## PROVIDED DATA
'''

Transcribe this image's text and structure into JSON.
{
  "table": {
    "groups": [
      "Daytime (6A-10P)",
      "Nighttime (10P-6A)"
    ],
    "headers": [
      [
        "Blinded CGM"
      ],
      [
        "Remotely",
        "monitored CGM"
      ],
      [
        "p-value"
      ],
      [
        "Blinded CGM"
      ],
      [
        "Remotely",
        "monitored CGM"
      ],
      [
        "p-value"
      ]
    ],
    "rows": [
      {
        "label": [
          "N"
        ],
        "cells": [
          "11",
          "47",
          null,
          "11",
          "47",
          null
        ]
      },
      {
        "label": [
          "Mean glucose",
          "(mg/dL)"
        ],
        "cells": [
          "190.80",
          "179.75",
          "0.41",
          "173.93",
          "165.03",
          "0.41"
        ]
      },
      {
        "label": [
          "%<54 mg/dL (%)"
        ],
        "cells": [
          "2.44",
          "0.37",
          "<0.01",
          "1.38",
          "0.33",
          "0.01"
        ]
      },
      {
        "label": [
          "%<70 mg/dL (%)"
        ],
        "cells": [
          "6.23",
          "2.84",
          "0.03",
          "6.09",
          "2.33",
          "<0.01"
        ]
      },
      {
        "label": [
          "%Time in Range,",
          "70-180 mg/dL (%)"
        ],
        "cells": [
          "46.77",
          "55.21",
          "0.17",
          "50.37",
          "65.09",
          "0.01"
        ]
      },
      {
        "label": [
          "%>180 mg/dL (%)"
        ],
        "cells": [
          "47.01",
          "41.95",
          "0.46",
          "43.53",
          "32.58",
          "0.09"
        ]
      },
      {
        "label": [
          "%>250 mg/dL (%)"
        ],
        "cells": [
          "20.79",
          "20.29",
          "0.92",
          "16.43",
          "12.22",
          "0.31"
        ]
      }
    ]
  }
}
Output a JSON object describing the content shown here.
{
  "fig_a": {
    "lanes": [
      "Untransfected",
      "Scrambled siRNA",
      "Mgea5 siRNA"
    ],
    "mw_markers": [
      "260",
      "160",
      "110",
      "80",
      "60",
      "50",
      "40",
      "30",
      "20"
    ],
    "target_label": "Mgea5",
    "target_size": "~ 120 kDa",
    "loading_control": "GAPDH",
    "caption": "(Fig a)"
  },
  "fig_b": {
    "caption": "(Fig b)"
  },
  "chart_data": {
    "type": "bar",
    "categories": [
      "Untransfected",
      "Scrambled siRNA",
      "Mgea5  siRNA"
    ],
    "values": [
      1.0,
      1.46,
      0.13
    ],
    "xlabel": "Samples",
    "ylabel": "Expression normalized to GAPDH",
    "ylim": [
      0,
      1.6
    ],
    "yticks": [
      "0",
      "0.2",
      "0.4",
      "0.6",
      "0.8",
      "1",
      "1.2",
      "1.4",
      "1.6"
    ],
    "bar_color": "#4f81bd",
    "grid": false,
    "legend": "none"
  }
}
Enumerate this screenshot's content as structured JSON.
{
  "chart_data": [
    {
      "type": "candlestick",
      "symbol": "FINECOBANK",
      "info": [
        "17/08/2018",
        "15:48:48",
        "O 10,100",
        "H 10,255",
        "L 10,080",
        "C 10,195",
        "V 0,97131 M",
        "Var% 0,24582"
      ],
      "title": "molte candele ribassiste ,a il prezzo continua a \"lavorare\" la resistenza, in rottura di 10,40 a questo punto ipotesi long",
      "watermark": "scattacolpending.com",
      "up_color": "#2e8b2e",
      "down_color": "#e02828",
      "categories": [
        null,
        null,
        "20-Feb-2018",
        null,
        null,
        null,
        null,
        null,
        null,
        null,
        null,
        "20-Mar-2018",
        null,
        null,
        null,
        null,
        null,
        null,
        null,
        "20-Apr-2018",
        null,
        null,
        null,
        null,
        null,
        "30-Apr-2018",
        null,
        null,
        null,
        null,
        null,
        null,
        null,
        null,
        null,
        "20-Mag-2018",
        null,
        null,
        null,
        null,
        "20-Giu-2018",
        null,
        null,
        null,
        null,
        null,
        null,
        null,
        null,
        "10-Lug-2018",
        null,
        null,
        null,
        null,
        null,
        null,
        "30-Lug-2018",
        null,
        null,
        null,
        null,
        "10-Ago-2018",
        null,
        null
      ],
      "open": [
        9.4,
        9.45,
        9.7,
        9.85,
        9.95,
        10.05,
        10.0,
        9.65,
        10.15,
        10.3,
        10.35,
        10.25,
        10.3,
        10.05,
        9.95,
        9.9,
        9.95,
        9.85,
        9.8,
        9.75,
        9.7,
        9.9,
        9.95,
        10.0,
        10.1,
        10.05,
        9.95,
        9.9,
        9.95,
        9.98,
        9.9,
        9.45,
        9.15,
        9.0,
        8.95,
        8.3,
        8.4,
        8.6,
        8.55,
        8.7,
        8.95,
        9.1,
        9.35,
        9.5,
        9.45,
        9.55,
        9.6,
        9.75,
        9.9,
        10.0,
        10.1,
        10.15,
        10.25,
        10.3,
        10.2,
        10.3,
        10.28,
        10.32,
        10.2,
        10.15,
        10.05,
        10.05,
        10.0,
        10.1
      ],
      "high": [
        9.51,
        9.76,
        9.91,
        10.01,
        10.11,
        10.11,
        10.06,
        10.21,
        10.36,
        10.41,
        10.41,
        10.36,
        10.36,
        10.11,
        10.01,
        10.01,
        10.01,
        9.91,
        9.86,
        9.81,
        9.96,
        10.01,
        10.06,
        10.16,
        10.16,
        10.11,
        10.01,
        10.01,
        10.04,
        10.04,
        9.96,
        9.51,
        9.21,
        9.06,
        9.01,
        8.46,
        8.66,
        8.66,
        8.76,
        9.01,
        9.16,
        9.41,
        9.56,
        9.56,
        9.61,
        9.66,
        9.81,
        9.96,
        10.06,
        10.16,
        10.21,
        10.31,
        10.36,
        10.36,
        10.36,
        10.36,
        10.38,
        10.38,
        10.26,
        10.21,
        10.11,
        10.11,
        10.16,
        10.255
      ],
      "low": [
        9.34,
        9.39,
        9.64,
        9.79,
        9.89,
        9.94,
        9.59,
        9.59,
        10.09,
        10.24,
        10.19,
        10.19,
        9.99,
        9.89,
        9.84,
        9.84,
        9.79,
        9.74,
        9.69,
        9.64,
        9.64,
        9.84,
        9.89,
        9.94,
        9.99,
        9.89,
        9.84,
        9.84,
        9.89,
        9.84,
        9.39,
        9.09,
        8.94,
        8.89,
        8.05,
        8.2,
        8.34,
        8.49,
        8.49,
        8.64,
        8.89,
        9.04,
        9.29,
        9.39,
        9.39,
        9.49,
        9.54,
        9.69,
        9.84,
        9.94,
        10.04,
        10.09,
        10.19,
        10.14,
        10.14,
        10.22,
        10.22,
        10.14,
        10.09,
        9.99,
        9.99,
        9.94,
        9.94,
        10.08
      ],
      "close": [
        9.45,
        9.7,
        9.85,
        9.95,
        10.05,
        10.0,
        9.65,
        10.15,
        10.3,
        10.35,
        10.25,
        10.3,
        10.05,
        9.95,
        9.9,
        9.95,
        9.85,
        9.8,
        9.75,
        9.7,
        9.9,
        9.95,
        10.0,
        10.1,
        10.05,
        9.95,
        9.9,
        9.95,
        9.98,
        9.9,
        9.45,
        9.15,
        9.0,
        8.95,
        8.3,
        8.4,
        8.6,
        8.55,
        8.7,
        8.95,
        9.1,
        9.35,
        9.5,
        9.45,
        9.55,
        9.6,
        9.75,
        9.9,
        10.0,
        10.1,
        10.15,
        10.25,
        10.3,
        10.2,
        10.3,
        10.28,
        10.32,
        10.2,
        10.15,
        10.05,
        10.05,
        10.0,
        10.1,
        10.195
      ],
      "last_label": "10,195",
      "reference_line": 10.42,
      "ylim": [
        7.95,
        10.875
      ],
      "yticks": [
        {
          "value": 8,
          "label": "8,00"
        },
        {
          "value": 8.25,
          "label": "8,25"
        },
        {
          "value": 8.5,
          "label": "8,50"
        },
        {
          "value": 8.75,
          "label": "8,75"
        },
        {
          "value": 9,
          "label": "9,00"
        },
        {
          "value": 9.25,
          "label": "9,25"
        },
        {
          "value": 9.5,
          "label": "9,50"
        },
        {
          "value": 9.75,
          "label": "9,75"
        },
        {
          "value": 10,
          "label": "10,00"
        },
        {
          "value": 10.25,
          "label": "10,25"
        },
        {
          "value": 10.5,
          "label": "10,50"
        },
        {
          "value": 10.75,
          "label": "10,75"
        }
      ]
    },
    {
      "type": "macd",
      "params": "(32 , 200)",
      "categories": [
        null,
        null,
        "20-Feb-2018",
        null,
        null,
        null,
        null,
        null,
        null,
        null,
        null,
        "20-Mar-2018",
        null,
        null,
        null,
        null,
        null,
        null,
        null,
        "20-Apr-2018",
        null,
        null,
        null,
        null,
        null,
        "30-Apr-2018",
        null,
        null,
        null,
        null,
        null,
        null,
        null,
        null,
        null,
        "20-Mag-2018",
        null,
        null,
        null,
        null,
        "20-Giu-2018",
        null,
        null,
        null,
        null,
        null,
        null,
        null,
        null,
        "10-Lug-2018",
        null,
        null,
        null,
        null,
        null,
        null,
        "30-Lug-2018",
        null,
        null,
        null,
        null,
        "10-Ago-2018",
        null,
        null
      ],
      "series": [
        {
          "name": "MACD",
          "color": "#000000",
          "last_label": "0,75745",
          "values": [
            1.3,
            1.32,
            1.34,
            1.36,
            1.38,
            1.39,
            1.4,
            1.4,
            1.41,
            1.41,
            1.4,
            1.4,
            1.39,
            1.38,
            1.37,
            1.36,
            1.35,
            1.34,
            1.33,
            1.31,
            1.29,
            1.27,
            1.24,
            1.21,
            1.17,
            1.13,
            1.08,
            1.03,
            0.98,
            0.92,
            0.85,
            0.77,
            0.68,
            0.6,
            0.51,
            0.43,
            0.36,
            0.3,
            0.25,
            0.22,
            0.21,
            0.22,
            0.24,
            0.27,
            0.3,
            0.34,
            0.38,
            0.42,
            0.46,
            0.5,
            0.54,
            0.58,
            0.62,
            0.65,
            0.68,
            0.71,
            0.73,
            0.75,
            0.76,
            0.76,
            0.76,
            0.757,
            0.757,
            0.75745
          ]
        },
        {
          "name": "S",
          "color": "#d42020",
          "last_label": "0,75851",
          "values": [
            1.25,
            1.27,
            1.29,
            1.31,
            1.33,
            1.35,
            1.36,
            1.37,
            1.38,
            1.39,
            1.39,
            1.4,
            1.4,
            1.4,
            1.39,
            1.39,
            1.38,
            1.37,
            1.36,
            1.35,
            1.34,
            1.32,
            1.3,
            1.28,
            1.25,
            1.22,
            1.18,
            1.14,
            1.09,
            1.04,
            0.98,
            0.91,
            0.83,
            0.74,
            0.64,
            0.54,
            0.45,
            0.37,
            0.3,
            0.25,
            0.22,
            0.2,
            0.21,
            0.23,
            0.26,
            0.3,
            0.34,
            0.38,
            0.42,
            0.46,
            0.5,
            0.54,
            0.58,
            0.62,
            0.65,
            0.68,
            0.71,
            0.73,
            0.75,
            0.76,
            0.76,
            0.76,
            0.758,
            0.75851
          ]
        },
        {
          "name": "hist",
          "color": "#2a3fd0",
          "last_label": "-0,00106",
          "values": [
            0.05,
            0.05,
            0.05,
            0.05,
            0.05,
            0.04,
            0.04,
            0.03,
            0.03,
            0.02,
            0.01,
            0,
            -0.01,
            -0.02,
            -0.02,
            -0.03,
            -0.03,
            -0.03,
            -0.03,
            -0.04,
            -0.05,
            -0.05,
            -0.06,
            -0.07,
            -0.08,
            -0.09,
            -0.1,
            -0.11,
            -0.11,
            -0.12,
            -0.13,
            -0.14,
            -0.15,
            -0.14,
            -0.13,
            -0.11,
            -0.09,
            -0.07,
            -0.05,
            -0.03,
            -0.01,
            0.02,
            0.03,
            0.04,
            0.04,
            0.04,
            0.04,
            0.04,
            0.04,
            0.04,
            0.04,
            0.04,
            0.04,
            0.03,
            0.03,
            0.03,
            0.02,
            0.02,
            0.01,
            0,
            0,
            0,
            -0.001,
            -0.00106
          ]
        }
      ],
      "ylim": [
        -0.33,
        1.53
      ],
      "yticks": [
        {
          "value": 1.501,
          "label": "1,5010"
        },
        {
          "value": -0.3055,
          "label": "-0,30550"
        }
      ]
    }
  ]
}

'''

Tally the lines of the records holding the word "siRNA", then state only the tally.

## ANSWER TO THIS TASK
4